Figure record extracts:
---

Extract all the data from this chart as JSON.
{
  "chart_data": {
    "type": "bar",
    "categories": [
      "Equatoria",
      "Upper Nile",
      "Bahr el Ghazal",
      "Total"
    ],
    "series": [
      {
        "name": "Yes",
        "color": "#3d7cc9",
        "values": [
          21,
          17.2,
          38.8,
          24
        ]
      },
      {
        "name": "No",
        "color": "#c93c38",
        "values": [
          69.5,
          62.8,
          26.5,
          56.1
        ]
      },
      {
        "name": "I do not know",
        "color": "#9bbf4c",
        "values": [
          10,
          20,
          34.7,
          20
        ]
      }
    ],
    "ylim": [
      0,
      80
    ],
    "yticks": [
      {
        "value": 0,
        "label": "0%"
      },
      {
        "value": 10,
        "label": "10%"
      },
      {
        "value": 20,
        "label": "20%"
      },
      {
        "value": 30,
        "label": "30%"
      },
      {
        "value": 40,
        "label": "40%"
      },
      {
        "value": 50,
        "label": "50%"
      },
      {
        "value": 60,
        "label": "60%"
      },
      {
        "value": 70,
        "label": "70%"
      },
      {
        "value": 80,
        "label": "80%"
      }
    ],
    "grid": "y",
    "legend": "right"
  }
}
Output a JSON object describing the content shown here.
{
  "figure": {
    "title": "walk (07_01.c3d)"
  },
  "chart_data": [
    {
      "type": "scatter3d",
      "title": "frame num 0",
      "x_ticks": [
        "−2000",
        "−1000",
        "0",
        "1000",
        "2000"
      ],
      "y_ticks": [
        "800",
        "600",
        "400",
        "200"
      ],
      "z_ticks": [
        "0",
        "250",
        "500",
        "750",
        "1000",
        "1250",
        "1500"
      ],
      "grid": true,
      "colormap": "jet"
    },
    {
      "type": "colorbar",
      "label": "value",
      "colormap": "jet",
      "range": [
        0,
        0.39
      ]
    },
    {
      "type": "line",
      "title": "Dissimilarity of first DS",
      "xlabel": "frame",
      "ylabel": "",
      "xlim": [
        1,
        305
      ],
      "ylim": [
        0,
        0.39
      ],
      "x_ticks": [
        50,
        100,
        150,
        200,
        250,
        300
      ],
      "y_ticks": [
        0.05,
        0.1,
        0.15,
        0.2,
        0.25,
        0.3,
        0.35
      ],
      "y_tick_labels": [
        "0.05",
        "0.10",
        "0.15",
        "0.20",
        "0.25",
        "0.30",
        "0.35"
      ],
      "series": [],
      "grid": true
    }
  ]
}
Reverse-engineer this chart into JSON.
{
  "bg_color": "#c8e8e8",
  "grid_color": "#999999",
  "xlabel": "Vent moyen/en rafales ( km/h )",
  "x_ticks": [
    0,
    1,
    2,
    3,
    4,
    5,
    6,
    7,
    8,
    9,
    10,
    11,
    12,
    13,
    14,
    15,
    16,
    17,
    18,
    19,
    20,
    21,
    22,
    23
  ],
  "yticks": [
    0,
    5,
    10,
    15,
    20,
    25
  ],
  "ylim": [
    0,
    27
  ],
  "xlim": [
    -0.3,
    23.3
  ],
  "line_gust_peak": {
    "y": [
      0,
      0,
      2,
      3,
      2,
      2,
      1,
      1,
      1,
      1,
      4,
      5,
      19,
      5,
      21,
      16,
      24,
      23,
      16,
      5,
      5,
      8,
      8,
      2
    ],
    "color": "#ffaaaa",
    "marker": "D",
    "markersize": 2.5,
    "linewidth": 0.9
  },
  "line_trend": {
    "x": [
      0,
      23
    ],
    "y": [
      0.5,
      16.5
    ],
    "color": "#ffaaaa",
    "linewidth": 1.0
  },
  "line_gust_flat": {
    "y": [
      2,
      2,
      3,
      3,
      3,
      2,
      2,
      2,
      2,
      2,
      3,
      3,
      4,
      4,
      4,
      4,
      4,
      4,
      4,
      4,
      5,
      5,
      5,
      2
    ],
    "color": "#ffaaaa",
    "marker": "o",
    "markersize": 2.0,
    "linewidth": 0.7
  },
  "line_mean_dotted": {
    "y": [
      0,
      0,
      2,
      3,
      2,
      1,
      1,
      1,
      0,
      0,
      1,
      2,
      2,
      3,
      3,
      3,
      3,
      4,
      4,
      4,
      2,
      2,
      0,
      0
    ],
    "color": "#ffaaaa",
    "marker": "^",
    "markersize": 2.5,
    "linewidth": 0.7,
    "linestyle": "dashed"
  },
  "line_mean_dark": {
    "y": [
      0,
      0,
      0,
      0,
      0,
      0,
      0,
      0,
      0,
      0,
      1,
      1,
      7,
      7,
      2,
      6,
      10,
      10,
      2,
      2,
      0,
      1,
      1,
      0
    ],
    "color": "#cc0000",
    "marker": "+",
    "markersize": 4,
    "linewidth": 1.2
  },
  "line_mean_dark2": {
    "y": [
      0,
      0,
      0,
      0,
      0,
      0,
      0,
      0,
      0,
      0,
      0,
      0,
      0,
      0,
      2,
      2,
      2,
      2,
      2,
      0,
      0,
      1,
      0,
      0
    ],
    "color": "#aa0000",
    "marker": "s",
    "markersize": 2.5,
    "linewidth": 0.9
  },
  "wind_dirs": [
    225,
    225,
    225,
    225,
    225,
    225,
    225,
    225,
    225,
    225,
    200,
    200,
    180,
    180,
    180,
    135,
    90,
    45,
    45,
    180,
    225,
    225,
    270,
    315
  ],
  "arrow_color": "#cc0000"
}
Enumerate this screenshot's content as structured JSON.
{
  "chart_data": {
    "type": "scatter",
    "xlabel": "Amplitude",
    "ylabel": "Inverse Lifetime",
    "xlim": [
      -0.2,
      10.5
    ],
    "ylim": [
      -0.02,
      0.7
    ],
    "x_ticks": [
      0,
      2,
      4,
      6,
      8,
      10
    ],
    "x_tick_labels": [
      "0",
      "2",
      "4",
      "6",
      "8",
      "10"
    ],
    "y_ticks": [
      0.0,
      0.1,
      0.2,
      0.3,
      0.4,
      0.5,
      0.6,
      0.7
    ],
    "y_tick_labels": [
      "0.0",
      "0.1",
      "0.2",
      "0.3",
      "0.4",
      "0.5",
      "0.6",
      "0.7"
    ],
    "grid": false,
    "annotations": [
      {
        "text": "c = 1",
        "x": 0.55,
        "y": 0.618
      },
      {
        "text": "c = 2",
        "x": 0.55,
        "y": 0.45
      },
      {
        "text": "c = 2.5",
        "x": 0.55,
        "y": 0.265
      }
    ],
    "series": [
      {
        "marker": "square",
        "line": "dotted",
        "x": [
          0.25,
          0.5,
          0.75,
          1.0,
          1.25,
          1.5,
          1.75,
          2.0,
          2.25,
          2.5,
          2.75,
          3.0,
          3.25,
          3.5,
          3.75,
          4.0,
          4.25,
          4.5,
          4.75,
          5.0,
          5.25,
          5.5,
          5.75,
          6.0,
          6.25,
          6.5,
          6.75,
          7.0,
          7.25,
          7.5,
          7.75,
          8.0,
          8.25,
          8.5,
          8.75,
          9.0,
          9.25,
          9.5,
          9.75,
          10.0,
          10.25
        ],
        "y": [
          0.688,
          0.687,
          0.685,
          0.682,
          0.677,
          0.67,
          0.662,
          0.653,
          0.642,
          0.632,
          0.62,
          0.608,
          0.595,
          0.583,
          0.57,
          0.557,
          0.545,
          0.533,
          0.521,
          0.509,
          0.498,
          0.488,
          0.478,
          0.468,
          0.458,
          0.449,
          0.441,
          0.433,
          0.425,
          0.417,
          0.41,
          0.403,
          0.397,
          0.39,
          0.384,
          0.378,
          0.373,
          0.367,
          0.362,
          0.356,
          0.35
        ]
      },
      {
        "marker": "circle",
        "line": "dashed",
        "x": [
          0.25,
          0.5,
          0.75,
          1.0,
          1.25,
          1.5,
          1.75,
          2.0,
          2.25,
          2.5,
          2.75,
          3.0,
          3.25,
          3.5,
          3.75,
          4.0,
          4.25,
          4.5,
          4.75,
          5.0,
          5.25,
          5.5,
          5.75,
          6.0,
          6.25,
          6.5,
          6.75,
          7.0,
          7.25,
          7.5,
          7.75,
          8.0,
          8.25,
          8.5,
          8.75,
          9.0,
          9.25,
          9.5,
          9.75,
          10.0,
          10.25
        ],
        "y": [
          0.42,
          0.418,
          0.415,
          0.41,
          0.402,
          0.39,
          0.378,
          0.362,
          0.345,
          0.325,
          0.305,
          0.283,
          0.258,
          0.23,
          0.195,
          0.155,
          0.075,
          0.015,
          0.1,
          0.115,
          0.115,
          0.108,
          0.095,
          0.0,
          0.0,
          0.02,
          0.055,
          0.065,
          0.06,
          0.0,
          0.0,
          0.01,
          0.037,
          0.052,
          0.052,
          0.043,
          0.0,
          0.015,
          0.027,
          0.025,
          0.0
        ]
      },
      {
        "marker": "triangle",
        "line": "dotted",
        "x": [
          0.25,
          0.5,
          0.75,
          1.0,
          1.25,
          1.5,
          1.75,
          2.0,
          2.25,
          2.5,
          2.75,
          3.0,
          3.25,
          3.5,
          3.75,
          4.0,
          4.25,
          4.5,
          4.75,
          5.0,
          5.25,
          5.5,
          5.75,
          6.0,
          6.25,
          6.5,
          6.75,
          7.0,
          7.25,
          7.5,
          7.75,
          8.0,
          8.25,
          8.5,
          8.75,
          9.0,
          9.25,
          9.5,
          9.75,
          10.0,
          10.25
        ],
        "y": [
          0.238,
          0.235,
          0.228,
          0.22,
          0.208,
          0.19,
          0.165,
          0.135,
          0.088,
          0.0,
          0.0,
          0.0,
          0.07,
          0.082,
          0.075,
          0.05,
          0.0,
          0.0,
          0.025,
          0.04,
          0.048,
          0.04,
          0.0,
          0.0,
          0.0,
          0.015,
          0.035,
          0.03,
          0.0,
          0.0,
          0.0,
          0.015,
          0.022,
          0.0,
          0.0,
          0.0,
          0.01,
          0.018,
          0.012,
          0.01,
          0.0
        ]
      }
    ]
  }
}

---

### [Given request]
Extract, from the listing above, every line where the string "title" occurs.

### [Output for this task]
    "title": "walk (07_01.c3d)"
      "title": "frame num 0",
      "title": "Dissimilarity of first DS",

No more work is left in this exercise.